## Work to complete
Report, as a bare number, how many lines contain the string "marker".

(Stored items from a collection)
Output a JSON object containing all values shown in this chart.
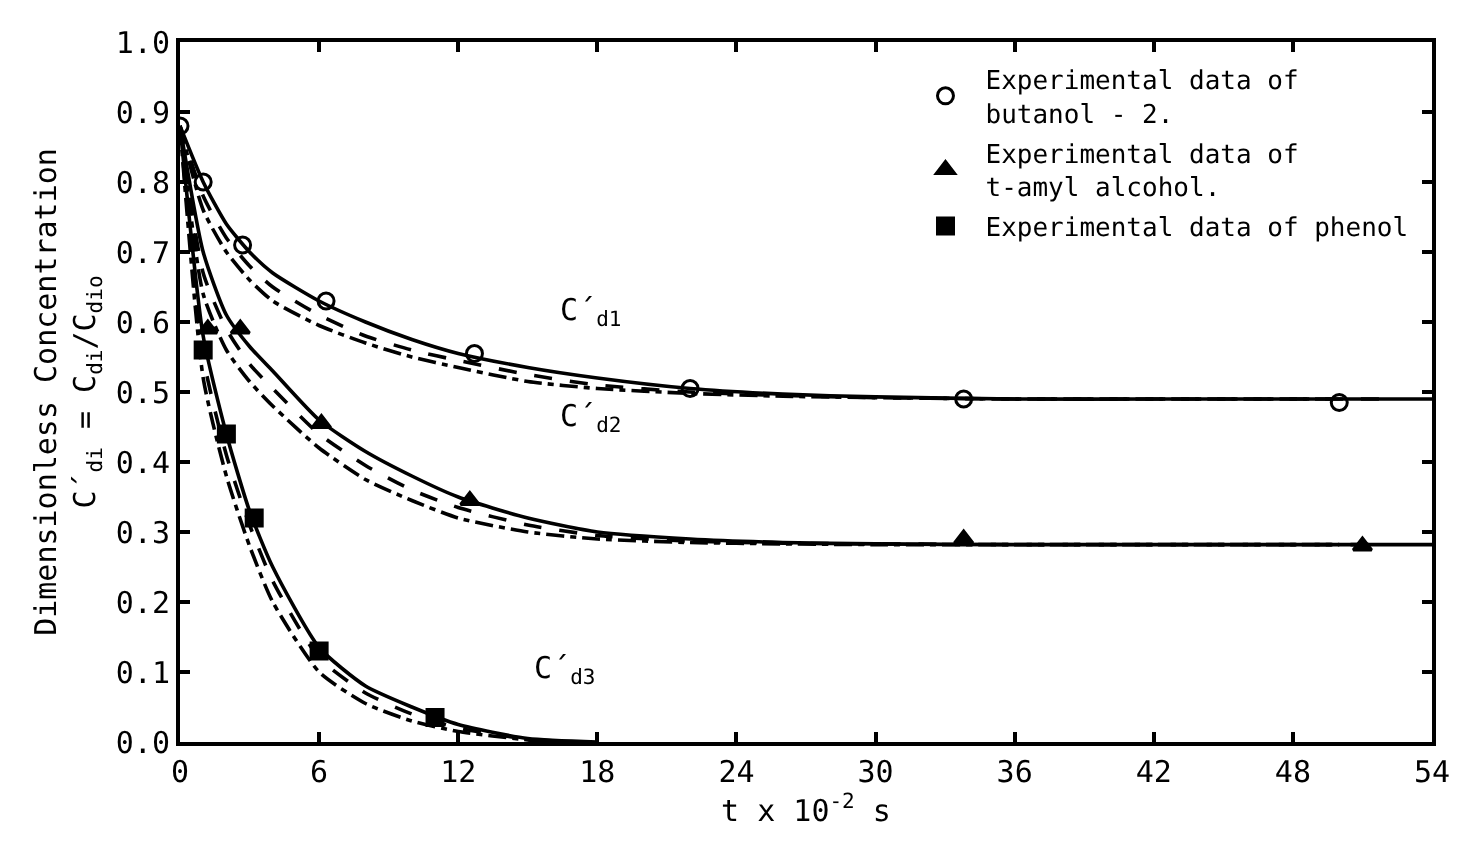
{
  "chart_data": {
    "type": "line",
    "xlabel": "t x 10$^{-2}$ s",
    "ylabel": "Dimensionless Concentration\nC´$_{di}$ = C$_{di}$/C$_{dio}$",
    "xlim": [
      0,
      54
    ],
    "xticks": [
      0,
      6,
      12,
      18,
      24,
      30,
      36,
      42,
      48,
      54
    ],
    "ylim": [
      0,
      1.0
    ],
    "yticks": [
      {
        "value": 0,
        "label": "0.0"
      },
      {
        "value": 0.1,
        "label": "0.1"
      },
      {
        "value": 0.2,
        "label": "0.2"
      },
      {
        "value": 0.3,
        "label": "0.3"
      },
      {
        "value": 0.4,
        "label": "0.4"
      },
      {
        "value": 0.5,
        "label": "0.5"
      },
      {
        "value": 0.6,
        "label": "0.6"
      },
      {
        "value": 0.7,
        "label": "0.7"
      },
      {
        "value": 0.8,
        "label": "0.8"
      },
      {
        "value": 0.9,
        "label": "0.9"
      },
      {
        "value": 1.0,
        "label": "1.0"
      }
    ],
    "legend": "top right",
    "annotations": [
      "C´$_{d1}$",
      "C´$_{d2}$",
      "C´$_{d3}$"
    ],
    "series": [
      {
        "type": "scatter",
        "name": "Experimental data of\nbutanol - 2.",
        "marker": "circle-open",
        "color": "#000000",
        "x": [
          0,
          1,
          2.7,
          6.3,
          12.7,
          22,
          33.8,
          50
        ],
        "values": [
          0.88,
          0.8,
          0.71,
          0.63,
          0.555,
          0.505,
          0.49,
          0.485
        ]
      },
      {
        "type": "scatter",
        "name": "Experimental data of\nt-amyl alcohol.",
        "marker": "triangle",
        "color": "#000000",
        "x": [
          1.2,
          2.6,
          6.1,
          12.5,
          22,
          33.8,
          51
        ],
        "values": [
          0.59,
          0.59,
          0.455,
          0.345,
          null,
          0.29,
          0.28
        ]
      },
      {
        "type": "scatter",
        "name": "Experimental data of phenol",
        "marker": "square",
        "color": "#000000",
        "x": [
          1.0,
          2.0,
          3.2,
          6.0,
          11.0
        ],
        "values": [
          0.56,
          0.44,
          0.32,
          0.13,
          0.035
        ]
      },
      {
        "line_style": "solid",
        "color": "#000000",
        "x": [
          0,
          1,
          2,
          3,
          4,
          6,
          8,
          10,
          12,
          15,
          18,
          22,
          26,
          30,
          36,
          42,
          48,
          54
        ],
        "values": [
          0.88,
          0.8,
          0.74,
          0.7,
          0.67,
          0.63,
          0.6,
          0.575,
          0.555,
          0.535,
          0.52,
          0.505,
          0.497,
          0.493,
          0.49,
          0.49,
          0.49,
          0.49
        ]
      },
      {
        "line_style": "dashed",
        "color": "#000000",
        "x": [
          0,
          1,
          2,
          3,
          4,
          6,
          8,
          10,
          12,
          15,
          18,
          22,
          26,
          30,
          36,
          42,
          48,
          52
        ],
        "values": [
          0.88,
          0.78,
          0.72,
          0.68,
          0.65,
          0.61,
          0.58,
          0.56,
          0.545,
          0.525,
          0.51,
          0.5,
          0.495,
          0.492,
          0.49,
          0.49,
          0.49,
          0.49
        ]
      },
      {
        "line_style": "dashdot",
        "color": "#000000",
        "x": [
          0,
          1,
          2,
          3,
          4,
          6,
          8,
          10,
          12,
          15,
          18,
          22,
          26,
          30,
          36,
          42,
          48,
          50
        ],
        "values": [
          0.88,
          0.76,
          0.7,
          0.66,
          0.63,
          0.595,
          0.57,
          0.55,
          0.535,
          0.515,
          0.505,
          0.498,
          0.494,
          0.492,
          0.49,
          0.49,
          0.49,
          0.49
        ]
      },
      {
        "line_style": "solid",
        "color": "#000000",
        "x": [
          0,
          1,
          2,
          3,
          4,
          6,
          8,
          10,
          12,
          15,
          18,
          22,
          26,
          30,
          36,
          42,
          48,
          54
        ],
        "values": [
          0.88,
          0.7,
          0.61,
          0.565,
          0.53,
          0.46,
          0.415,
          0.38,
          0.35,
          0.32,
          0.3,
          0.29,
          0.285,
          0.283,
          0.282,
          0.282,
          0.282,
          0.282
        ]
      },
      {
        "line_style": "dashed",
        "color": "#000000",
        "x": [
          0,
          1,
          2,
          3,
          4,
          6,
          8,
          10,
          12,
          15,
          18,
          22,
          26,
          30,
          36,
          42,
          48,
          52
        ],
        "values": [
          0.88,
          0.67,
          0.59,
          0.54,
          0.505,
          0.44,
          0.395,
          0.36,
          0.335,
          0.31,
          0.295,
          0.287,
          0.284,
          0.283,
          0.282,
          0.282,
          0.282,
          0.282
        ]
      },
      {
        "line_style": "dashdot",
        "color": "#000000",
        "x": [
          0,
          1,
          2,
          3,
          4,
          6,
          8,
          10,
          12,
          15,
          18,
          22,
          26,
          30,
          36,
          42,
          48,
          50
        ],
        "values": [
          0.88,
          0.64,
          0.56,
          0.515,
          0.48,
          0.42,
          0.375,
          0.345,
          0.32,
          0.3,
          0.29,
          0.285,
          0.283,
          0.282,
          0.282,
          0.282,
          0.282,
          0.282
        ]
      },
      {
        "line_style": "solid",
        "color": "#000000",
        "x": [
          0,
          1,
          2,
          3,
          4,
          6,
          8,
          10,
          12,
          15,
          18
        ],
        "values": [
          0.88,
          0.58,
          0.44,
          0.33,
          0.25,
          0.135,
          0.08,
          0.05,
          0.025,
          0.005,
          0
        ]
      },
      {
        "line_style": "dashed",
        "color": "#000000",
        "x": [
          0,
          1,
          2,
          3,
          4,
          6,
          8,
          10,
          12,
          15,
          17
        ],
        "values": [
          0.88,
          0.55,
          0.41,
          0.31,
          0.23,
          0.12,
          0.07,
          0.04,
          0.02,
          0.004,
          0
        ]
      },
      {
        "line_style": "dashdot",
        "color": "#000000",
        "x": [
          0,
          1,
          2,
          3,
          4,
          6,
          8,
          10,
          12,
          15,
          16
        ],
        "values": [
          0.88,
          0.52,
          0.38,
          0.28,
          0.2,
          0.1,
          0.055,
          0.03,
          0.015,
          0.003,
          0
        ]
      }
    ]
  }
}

...

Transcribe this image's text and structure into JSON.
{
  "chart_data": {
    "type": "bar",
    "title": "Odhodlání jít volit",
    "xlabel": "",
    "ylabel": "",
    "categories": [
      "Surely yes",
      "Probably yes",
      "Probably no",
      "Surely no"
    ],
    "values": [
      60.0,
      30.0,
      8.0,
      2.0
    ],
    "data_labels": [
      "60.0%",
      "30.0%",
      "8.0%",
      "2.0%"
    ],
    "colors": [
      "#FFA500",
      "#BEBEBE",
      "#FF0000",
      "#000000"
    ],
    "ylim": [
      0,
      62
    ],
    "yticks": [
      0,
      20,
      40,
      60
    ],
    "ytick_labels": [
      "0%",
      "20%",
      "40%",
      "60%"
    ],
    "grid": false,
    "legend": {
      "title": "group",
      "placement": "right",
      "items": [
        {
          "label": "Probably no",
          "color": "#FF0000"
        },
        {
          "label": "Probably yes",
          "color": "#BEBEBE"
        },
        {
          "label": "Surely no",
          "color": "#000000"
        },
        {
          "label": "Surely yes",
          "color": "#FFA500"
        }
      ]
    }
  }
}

## Task output
3